> **EXERCISE TASK**
Quote every entry word for word.

> **A run of records**
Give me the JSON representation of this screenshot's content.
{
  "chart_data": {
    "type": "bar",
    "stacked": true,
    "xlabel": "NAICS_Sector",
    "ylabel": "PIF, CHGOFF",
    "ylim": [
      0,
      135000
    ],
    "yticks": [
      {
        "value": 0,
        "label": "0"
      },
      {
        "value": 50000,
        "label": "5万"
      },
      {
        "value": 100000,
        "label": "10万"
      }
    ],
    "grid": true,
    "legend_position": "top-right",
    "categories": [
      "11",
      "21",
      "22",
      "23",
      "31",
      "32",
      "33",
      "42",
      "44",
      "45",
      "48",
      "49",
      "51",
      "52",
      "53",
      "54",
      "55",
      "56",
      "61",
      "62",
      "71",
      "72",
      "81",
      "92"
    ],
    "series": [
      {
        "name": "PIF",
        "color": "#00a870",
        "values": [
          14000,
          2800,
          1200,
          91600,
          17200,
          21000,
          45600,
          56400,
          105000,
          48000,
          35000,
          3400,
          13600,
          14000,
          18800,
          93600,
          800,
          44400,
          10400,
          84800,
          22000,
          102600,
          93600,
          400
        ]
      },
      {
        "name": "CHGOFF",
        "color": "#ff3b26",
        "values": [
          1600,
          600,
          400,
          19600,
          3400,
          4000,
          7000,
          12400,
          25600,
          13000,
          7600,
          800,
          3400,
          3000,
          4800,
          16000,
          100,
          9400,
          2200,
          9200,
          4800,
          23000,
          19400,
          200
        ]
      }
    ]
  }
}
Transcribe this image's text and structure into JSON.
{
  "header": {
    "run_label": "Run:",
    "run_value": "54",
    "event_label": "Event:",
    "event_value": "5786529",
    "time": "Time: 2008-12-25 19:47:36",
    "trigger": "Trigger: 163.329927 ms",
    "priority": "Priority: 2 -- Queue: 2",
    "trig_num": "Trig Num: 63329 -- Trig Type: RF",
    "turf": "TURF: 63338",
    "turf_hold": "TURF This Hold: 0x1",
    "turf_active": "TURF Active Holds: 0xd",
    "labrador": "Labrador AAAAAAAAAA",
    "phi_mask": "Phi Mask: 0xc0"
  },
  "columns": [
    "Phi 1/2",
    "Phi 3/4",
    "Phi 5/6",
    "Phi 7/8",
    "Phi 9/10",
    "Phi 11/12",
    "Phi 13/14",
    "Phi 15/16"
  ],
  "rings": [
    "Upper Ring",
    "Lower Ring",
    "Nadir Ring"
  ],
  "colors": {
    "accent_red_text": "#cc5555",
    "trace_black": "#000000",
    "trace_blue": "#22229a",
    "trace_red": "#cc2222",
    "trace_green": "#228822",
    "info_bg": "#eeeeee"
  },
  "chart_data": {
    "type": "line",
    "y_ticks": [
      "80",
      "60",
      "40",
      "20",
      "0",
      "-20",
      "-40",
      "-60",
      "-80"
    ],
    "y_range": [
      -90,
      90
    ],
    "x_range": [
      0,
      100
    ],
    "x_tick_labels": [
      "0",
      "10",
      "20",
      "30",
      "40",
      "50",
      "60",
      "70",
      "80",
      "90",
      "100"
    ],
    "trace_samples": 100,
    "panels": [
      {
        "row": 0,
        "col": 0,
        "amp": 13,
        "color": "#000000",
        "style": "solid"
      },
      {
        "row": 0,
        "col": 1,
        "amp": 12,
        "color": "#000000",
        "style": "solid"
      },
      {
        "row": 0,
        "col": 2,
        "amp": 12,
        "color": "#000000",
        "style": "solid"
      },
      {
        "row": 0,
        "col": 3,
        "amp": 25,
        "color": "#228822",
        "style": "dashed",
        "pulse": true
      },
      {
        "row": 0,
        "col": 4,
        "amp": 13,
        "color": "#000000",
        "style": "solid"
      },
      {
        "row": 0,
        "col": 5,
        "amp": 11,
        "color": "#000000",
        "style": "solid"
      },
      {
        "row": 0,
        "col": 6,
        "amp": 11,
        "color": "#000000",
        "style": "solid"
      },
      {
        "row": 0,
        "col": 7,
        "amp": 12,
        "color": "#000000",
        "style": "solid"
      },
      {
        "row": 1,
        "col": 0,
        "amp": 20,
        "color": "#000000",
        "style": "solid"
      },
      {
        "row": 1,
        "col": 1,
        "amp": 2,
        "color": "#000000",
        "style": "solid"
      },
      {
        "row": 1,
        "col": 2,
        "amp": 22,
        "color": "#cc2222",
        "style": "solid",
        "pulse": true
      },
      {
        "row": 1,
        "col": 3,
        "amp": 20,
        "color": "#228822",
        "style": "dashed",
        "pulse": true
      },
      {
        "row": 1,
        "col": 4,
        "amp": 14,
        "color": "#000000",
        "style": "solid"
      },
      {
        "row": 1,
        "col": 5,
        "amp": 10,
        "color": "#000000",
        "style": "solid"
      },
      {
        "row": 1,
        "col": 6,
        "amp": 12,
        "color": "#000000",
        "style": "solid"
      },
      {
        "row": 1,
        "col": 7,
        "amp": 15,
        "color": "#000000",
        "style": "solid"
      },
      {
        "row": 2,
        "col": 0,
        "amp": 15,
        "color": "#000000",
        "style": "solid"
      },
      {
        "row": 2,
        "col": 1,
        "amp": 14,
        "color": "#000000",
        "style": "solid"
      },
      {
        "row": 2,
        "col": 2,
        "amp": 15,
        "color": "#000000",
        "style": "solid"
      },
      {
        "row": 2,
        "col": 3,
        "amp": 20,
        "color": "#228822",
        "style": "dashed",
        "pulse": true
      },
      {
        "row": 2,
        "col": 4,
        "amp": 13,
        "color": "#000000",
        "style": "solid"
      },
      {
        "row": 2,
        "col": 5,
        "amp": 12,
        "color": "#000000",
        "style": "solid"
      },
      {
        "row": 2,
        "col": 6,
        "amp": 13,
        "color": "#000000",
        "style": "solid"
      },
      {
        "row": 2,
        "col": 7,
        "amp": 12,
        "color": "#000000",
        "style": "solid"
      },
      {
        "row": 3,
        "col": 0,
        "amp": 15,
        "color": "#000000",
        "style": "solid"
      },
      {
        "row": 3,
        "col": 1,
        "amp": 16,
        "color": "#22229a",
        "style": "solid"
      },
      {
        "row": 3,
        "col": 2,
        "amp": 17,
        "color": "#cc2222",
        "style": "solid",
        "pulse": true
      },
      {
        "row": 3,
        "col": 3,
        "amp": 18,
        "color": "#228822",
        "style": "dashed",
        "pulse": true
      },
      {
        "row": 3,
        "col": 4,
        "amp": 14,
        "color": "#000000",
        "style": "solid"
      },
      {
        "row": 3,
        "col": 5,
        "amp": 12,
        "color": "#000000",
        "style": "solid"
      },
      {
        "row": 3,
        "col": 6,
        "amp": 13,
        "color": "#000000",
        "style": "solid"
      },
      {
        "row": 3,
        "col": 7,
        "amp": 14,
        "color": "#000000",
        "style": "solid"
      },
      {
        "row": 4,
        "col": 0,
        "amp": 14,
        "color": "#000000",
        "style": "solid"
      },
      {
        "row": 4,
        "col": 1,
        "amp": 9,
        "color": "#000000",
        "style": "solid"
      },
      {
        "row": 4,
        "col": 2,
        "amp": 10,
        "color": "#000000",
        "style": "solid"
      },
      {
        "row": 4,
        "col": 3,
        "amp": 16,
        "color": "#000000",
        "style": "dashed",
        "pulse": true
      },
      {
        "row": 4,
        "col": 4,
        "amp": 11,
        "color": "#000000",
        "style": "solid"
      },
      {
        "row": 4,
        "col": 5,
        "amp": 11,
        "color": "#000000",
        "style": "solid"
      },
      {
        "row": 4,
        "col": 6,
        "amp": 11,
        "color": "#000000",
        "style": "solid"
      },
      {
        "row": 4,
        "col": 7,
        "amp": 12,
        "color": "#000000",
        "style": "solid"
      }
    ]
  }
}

> **WRITTEN RESPONSE**
Give me the JSON representation of this screenshot's content.
{
  "chart_data": {
    "type": "bar",
    "stacked": true,
    "xlabel": "NAICS_Sector",
    "ylabel": "PIF, CHGOFF",
    "ylim": [
      0,
      135000
    ],
    "yticks": [
      {
        "value": 0,
        "label": "0"
      },
      {
        "value": 50000,
        "label": "5万"
      },
      {
        "value": 100000,
        "label": "10万"
      }
    ],
    "grid": true,
    "legend_position": "top-right",
    "categories": [
      "11",
      "21",
      "22",
      "23",
      "31",
      "32",
      "33",
      "42",
      "44",
      "45",
      "48",
      "49",
      "51",
      "52",
      "53",
      "54",
      "55",
      "56",
      "61",
      "62",
      "71",
      "72",
      "81",
      "92"
    ],
    "series": [
      {
        "name": "PIF",
        "color": "#00a870",
        "values": [
          14000,
          2800,
          1200,
          91600,
          17200,
          21000,
          45600,
          56400,
          105000,
          48000,
          35000,
          3400,
          13600,
          14000,
          18800,
          93600,
          800,
          44400,
          10400,
          84800,
          22000,
          102600,
          93600,
          400
        ]
      },
      {
        "name": "CHGOFF",
        "color": "#ff3b26",
        "values": [
          1600,
          600,
          400,
          19600,
          3400,
          4000,
          7000,
          12400,
          25600,
          13000,
          7600,
          800,
          3400,
          3000,
          4800,
          16000,
          100,
          9400,
          2200,
          9200,
          4800,
          23000,
          19400,
          200
        ]
      }
    ]
  }
}
Transcribe this image's text and structure into JSON.
{
  "header": {
    "run_label": "Run:",
    "run_value": "54",
    "event_label": "Event:",
    "event_value": "5786529",
    "time": "Time: 2008-12-25 19:47:36",
    "trigger": "Trigger: 163.329927 ms",
    "priority": "Priority: 2 -- Queue: 2",
    "trig_num": "Trig Num: 63329 -- Trig Type: RF",
    "turf": "TURF: 63338",
    "turf_hold": "TURF This Hold: 0x1",
    "turf_active": "TURF Active Holds: 0xd",
    "labrador": "Labrador AAAAAAAAAA",
    "phi_mask": "Phi Mask: 0xc0"
  },
  "columns": [
    "Phi 1/2",
    "Phi 3/4",
    "Phi 5/6",
    "Phi 7/8",
    "Phi 9/10",
    "Phi 11/12",
    "Phi 13/14",
    "Phi 15/16"
  ],
  "rings": [
    "Upper Ring",
    "Lower Ring",
    "Nadir Ring"
  ],
  "colors": {
    "accent_red_text": "#cc5555",
    "trace_black": "#000000",
    "trace_blue": "#22229a",
    "trace_red": "#cc2222",
    "trace_green": "#228822",
    "info_bg": "#eeeeee"
  },
  "chart_data": {
    "type": "line",
    "y_ticks": [
      "80",
      "60",
      "40",
      "20",
      "0",
      "-20",
      "-40",
      "-60",
      "-80"
    ],
    "y_range": [
      -90,
      90
    ],
    "x_range": [
      0,
      100
    ],
    "x_tick_labels": [
      "0",
      "10",
      "20",
      "30",
      "40",
      "50",
      "60",
      "70",
      "80",
      "90",
      "100"
    ],
    "trace_samples": 100,
    "panels": [
      {
        "row": 0,
        "col": 0,
        "amp": 13,
        "color": "#000000",
        "style": "solid"
      },
      {
        "row": 0,
        "col": 1,
        "amp": 12,
        "color": "#000000",
        "style": "solid"
      },
      {
        "row": 0,
        "col": 2,
        "amp": 12,
        "color": "#000000",
        "style": "solid"
      },
      {
        "row": 0,
        "col": 3,
        "amp": 25,
        "color": "#228822",
        "style": "dashed",
        "pulse": true
      },
      {
        "row": 0,
        "col": 4,
        "amp": 13,
        "color": "#000000",
        "style": "solid"
      },
      {
        "row": 0,
        "col": 5,
        "amp": 11,
        "color": "#000000",
        "style": "solid"
      },
      {
        "row": 0,
        "col": 6,
        "amp": 11,
        "color": "#000000",
        "style": "solid"
      },
      {
        "row": 0,
        "col": 7,
        "amp": 12,
        "color": "#000000",
        "style": "solid"
      },
      {
        "row": 1,
        "col": 0,
        "amp": 20,
        "color": "#000000",
        "style": "solid"
      },
      {
        "row": 1,
        "col": 1,
        "amp": 2,
        "color": "#000000",
        "style": "solid"
      },
      {
        "row": 1,
        "col": 2,
        "amp": 22,
        "color": "#cc2222",
        "style": "solid",
        "pulse": true
      },
      {
        "row": 1,
        "col": 3,
        "amp": 20,
        "color": "#228822",
        "style": "dashed",
        "pulse": true
      },
      {
        "row": 1,
        "col": 4,
        "amp": 14,
        "color": "#000000",
        "style": "solid"
      },
      {
        "row": 1,
        "col": 5,
        "amp": 10,
        "color": "#000000",
        "style": "solid"
      },
      {
        "row": 1,
        "col": 6,
        "amp": 12,
        "color": "#000000",
        "style": "solid"
      },
      {
        "row": 1,
        "col": 7,
        "amp": 15,
        "color": "#000000",
        "style": "solid"
      },
      {
        "row": 2,
        "col": 0,
        "amp": 15,
        "color": "#000000",
        "style": "solid"
      },
      {
        "row": 2,
        "col": 1,
        "amp": 14,
        "color": "#000000",
        "style": "solid"
      },
      {
        "row": 2,
        "col": 2,
        "amp": 15,
        "color": "#000000",
        "style": "solid"
      },
      {
        "row": 2,
        "col": 3,
        "amp": 20,
        "color": "#228822",
        "style": "dashed",
        "pulse": true
      },
      {
        "row": 2,
        "col": 4,
        "amp": 13,
        "color": "#000000",
        "style": "solid"
      },
      {
        "row": 2,
        "col": 5,
        "amp": 12,
        "color": "#000000",
        "style": "solid"
      },
      {
        "row": 2,
        "col": 6,
        "amp": 13,
        "color": "#000000",
        "style": "solid"
      },
      {
        "row": 2,
        "col": 7,
        "amp": 12,
        "color": "#000000",
        "style": "solid"
      },
      {
        "row": 3,
        "col": 0,
        "amp": 15,
        "color": "#000000",
        "style": "solid"
      },
      {
        "row": 3,
        "col": 1,
        "amp": 16,
        "color": "#22229a",
        "style": "solid"
      },
      {
        "row": 3,
        "col": 2,
        "amp": 17,
        "color": "#cc2222",
        "style": "solid",
        "pulse": true
      },
      {
        "row": 3,
        "col": 3,
        "amp": 18,
        "color": "#228822",
        "style": "dashed",
        "pulse": true
      },
      {
        "row": 3,
        "col": 4,
        "amp": 14,
        "color": "#000000",
        "style": "solid"
      },
      {
        "row": 3,
        "col": 5,
        "amp": 12,
        "color": "#000000",
        "style": "solid"
      },
      {
        "row": 3,
        "col": 6,
        "amp": 13,
        "color": "#000000",
        "style": "solid"
      },
      {
        "row": 3,
        "col": 7,
        "amp": 14,
        "color": "#000000",
        "style": "solid"
      },
      {
        "row": 4,
        "col": 0,
        "amp": 14,
        "color": "#000000",
        "style": "solid"
      },
      {
        "row": 4,
        "col": 1,
        "amp": 9,
        "color": "#000000",
        "style": "solid"
      },
      {
        "row": 4,
        "col": 2,
        "amp": 10,
        "color": "#000000",
        "style": "solid"
      },
      {
        "row": 4,
        "col": 3,
        "amp": 16,
        "color": "#000000",
        "style": "dashed",
        "pulse": true
      },
      {
        "row": 4,
        "col": 4,
        "amp": 11,
        "color": "#000000",
        "style": "solid"
      },
      {
        "row": 4,
        "col": 5,
        "amp": 11,
        "color": "#000000",
        "style": "solid"
      },
      {
        "row": 4,
        "col": 6,
        "amp": 11,
        "color": "#000000",
        "style": "solid"
      },
      {
        "row": 4,
        "col": 7,
        "amp": 12,
        "color": "#000000",
        "style": "solid"
      }
    ]
  }
}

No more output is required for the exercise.